• Set exercise:
Each line of the material below should be reproduced exactly.

• Source material:
= = =
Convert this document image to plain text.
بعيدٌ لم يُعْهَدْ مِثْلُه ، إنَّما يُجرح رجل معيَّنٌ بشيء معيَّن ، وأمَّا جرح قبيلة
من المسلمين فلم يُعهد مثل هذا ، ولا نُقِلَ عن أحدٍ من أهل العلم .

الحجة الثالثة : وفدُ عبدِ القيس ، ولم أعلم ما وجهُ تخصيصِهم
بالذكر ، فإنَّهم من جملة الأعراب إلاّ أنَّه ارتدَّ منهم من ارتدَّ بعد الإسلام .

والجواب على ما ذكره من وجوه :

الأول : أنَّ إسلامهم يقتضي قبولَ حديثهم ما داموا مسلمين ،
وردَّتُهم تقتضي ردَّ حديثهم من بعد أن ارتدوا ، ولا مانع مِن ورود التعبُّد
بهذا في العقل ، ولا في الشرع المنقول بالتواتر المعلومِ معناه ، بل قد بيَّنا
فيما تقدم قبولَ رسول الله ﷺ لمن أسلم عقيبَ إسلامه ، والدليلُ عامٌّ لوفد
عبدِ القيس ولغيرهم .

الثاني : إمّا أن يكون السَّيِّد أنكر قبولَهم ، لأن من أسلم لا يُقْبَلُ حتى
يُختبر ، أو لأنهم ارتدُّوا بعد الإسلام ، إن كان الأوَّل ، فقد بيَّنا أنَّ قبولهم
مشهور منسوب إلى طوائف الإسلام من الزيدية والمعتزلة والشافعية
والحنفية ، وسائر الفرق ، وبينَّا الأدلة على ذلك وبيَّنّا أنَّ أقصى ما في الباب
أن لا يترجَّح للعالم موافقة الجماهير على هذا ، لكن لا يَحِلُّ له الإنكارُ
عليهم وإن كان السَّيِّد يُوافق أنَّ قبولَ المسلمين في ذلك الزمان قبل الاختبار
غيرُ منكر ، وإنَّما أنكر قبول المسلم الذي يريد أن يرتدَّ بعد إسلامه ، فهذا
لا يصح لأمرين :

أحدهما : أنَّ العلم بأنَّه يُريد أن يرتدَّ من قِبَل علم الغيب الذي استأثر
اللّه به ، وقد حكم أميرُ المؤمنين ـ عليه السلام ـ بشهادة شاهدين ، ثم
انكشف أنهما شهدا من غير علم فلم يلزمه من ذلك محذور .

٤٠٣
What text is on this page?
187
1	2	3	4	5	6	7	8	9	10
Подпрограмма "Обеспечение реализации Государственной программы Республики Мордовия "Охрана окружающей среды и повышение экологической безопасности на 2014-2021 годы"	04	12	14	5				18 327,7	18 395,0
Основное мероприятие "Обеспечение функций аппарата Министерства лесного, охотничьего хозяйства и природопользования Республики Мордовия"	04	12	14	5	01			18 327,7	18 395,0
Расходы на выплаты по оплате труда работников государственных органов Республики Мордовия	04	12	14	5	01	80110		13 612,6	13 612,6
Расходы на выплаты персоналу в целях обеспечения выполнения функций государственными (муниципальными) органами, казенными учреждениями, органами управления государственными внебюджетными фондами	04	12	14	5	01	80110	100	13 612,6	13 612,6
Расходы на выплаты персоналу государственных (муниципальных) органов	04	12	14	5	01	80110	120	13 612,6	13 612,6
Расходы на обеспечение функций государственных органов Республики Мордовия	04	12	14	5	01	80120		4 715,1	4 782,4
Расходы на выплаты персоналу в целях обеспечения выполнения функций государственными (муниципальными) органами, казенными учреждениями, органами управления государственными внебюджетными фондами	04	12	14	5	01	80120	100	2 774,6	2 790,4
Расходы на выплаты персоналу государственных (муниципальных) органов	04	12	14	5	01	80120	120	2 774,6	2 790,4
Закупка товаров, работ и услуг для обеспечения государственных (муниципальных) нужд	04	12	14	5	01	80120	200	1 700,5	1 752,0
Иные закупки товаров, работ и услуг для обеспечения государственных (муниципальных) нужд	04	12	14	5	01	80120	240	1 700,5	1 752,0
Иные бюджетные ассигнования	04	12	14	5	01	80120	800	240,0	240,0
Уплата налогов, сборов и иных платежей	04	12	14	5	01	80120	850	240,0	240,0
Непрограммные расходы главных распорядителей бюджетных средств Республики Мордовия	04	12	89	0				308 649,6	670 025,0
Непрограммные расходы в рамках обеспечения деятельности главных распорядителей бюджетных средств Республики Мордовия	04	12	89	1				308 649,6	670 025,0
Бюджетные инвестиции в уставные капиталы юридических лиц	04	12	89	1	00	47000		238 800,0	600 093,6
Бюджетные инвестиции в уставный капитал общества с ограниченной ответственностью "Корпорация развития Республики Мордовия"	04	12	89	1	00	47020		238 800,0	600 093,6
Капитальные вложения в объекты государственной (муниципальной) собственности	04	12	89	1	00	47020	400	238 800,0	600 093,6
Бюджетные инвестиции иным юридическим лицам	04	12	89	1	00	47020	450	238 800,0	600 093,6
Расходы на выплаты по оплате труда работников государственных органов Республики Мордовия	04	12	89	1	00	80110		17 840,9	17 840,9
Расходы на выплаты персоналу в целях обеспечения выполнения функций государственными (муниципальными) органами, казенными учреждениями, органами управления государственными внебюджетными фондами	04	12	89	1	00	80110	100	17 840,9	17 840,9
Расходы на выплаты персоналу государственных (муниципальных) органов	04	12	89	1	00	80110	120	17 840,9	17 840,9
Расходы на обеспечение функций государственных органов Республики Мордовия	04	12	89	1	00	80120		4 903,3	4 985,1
= = =
• Expected output:
Convert this document image to plain text.
بعيدٌ لم يُعْهَدْ مِثْلُه ، إنَّما يُجرح رجل معيَّنٌ بشيء معيَّن ، وأمَّا جرح قبيلة
من المسلمين فلم يُعهد مثل هذا ، ولا نُقِلَ عن أحدٍ من أهل العلم .

الحجة الثالثة : وفدُ عبدِ القيس ، ولم أعلم ما وجهُ تخصيصِهم
بالذكر ، فإنَّهم من جملة الأعراب إلاّ أنَّه ارتدَّ منهم من ارتدَّ بعد الإسلام .

والجواب على ما ذكره من وجوه :

الأول : أنَّ إسلامهم يقتضي قبولَ حديثهم ما داموا مسلمين ،
وردَّتُهم تقتضي ردَّ حديثهم من بعد أن ارتدوا ، ولا مانع مِن ورود التعبُّد
بهذا في العقل ، ولا في الشرع المنقول بالتواتر المعلومِ معناه ، بل قد بيَّنا
فيما تقدم قبولَ رسول الله ﷺ لمن أسلم عقيبَ إسلامه ، والدليلُ عامٌّ لوفد
عبدِ القيس ولغيرهم .

الثاني : إمّا أن يكون السَّيِّد أنكر قبولَهم ، لأن من أسلم لا يُقْبَلُ حتى
يُختبر ، أو لأنهم ارتدُّوا بعد الإسلام ، إن كان الأوَّل ، فقد بيَّنا أنَّ قبولهم
مشهور منسوب إلى طوائف الإسلام من الزيدية والمعتزلة والشافعية
والحنفية ، وسائر الفرق ، وبينَّا الأدلة على ذلك وبيَّنّا أنَّ أقصى ما في الباب
أن لا يترجَّح للعالم موافقة الجماهير على هذا ، لكن لا يَحِلُّ له الإنكارُ
عليهم وإن كان السَّيِّد يُوافق أنَّ قبولَ المسلمين في ذلك الزمان قبل الاختبار
غيرُ منكر ، وإنَّما أنكر قبول المسلم الذي يريد أن يرتدَّ بعد إسلامه ، فهذا
لا يصح لأمرين :

أحدهما : أنَّ العلم بأنَّه يُريد أن يرتدَّ من قِبَل علم الغيب الذي استأثر
اللّه به ، وقد حكم أميرُ المؤمنين ـ عليه السلام ـ بشهادة شاهدين ، ثم
انكشف أنهما شهدا من غير علم فلم يلزمه من ذلك محذور .

٤٠٣
What text is on this page?
187
1	2	3	4	5	6	7	8	9	10
Подпрограмма "Обеспечение реализации Государственной программы Республики Мордовия "Охрана окружающей среды и повышение экологической безопасности на 2014-2021 годы"	04	12	14	5				18 327,7	18 395,0
Основное мероприятие "Обеспечение функций аппарата Министерства лесного, охотничьего хозяйства и природопользования Республики Мордовия"	04	12	14	5	01			18 327,7	18 395,0
Расходы на выплаты по оплате труда работников государственных органов Республики Мордовия	04	12	14	5	01	80110		13 612,6	13 612,6
Расходы на выплаты персоналу в целях обеспечения выполнения функций государственными (муниципальными) органами, казенными учреждениями, органами управления государственными внебюджетными фондами	04	12	14	5	01	80110	100	13 612,6	13 612,6
Расходы на выплаты персоналу государственных (муниципальных) органов	04	12	14	5	01	80110	120	13 612,6	13 612,6
Расходы на обеспечение функций государственных органов Республики Мордовия	04	12	14	5	01	80120		4 715,1	4 782,4
Расходы на выплаты персоналу в целях обеспечения выполнения функций государственными (муниципальными) органами, казенными учреждениями, органами управления государственными внебюджетными фондами	04	12	14	5	01	80120	100	2 774,6	2 790,4
Расходы на выплаты персоналу государственных (муниципальных) органов	04	12	14	5	01	80120	120	2 774,6	2 790,4
Закупка товаров, работ и услуг для обеспечения государственных (муниципальных) нужд	04	12	14	5	01	80120	200	1 700,5	1 752,0
Иные закупки товаров, работ и услуг для обеспечения государственных (муниципальных) нужд	04	12	14	5	01	80120	240	1 700,5	1 752,0
Иные бюджетные ассигнования	04	12	14	5	01	80120	800	240,0	240,0
Уплата налогов, сборов и иных платежей	04	12	14	5	01	80120	850	240,0	240,0
Непрограммные расходы главных распорядителей бюджетных средств Республики Мордовия	04	12	89	0				308 649,6	670 025,0
Непрограммные расходы в рамках обеспечения деятельности главных распорядителей бюджетных средств Республики Мордовия	04	12	89	1				308 649,6	670 025,0
Бюджетные инвестиции в уставные капиталы юридических лиц	04	12	89	1	00	47000		238 800,0	600 093,6
Бюджетные инвестиции в уставный капитал общества с ограниченной ответственностью "Корпорация развития Республики Мордовия"	04	12	89	1	00	47020		238 800,0	600 093,6
Капитальные вложения в объекты государственной (муниципальной) собственности	04	12	89	1	00	47020	400	238 800,0	600 093,6
Бюджетные инвестиции иным юридическим лицам	04	12	89	1	00	47020	450	238 800,0	600 093,6
Расходы на выплаты по оплате труда работников государственных органов Республики Мордовия	04	12	89	1	00	80110		17 840,9	17 840,9
Расходы на выплаты персоналу в целях обеспечения выполнения функций государственными (муниципальными) органами, казенными учреждениями, органами управления государственными внебюджетными фондами	04	12	89	1	00	80110	100	17 840,9	17 840,9
Расходы на выплаты персоналу государственных (муниципальных) органов	04	12	89	1	00	80110	120	17 840,9	17 840,9
Расходы на обеспечение функций государственных органов Республики Мордовия	04	12	89	1	00	80120		4 903,3	4 985,1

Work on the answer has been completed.